### Material provided ###
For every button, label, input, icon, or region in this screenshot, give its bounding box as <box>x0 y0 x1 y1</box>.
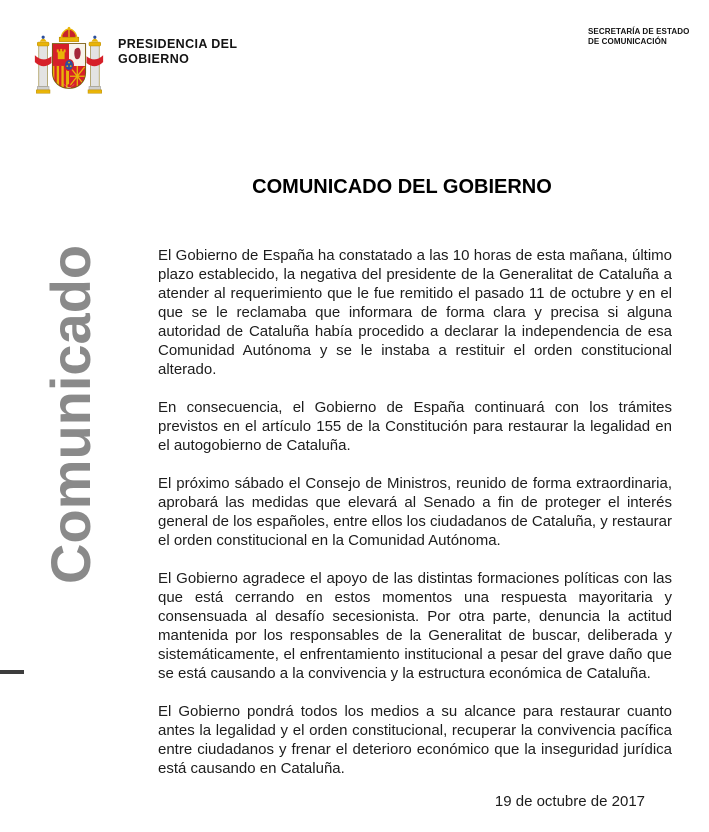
paragraph-2: En consecuencia, el Gobierno de España continuará con los trámites previstos en el artículo 155 de la Constitución para restaurar la legalidad en el autogobierno de Cataluña. <box>158 399 672 454</box>
paragraph-1: El Gobierno de España ha constatado a las 10 horas de esta mañana, último plazo establecido, la negativa del presidente de la Generalitat de Cataluña a atender al requerimiento que le fue remitido el pasado 11 de octubre y en el que se le reclamaba que informara de forma clara y precisa si alguna autoridad de Cataluña había procedido a declarar la independencia de esa Comunidad Autónoma y se le instaba a restituir el orden constitucional alterado. <box>158 247 672 378</box>
document-date: 19 de octubre de 2017 <box>494 793 645 810</box>
spain-coat-of-arms-icon <box>33 26 105 104</box>
org-name-line1: PRESIDENCIA DEL <box>118 37 238 51</box>
fold-mark <box>0 670 24 674</box>
org-name <box>118 37 237 67</box>
comunicado-vertical-label: Comunicado <box>39 244 102 584</box>
secretariat-line2: DE COMUNICACIÓN <box>588 36 667 46</box>
paragraph-4: El Gobierno agradece el apoyo de las distintas formaciones políticas con las que está cerrando en estos momentos una respuesta mayoritaria y consensuada al desafío secesionista. Por otra parte, denuncia la actitud mantenida por los responsables de la Generalitat de buscar, deliberada y sistemáticamente, el enfrentamiento institucional a pesar del grave daño que se está causando a la convivencia y la estructura económica de Cataluña. <box>158 570 672 682</box>
paragraph-5: El Gobierno pondrá todos los medios a su alcance para restaurar cuanto antes la legalidad y el orden constitucional, recuperar la convivencia pacífica entre ciudadanos y frenar el deterioro económico que la inseguridad jurídica está causando en Cataluña. <box>158 703 672 777</box>
document-title: COMUNICADO DEL GOBIERNO <box>252 176 552 198</box>
secretariat-label <box>588 27 689 46</box>
org-name-line2: GOBIERNO <box>118 52 190 66</box>
secretariat-line1: SECRETARÍA DE ESTADO <box>588 27 690 36</box>
document-body <box>158 246 672 797</box>
paragraph-3: El próximo sábado el Consejo de Ministros, reunido de forma extraordinaria, aprobará las medidas que elevará al Senado a fin de proteger el interés general de los españoles, entre ellos los ciudadanos de Cataluña, y restaurar el orden constitucional en la Comunidad Autónoma. <box>158 475 672 549</box>
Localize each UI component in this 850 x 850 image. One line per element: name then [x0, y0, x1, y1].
###
▶ The problem:
Lay out every line of the items above as a numbered list, skipping blank lines and leaving out the pictures.

▶ Exercise response:
1. For every button, label, input, icon, or region in this screenshot, give its bounding box as <box>x0 y0 x1 y1</box>.
2. paragraph-2: En consecuencia, el Gobierno de España continuará con los trámites previstos en el artículo 155 de la Constitución para restaurar la legalidad en el autogobierno de Cataluña. <box>158 399 672 454</box>
3. paragraph-1: El Gobierno de España ha constatado a las 10 horas de esta mañana, último plazo establecido, la negativa del presidente de la Generalitat de Cataluña a atender al requerimiento que le fue remitido el pasado 11 de octubre y en el que se le reclamaba que informara de forma clara y precisa si alguna autoridad de Cataluña había procedido a declarar la independencia de esa Comunidad Autónoma y se le instaba a restituir el orden constitucional alterado. <box>158 247 672 378</box>
4. document-date: 19 de octubre de 2017 <box>494 793 645 810</box>
5. spain-coat-of-arms-icon <box>33 26 105 104</box>
6. org-name-line1: PRESIDENCIA DEL <box>118 37 238 51</box>
7. fold-mark <box>0 670 24 674</box>
8. org-name <box>118 37 237 67</box>
9. comunicado-vertical-label: Comunicado <box>39 244 102 584</box>
10. secretariat-line2: DE COMUNICACIÓN <box>588 36 667 46</box>
11. paragraph-4: El Gobierno agradece el apoyo de las distintas formaciones políticas con las que está cerrando en estos momentos una respuesta mayoritaria y consensuada al desafío secesionista. Por otra parte, denuncia la actitud mantenida por los responsables de la Generalitat de buscar, deliberada y sistemáticamente, el enfrentamiento institucional a pesar del grave daño que se está causando a la convivencia y la estructura económica de Cataluña. <box>158 570 672 682</box>
12. paragraph-5: El Gobierno pondrá todos los medios a su alcance para restaurar cuanto antes la legalidad y el orden constitucional, recuperar la convivencia pacífica entre ciudadanos y frenar el deterioro económico que la inseguridad jurídica está causando en Cataluña. <box>158 703 672 777</box>
13. document-title: COMUNICADO DEL GOBIERNO <box>252 176 552 198</box>
14. secretariat-label <box>588 27 689 46</box>
15. org-name-line2: GOBIERNO <box>118 52 190 66</box>
16. secretariat-line1: SECRETARÍA DE ESTADO <box>588 27 690 36</box>
17. document-body <box>158 246 672 797</box>
18. paragraph-3: El próximo sábado el Consejo de Ministros, reunido de forma extraordinaria, aprobará las medidas que elevará al Senado a fin de proteger el interés general de los españoles, entre ellos los ciudadanos de Cataluña, y restaurar el orden constitucional en la Comunidad Autónoma. <box>158 475 672 549</box>
19. Localize each UI component in this 850 x 850 image. One line per element: name then [x0, y0, x1, y1].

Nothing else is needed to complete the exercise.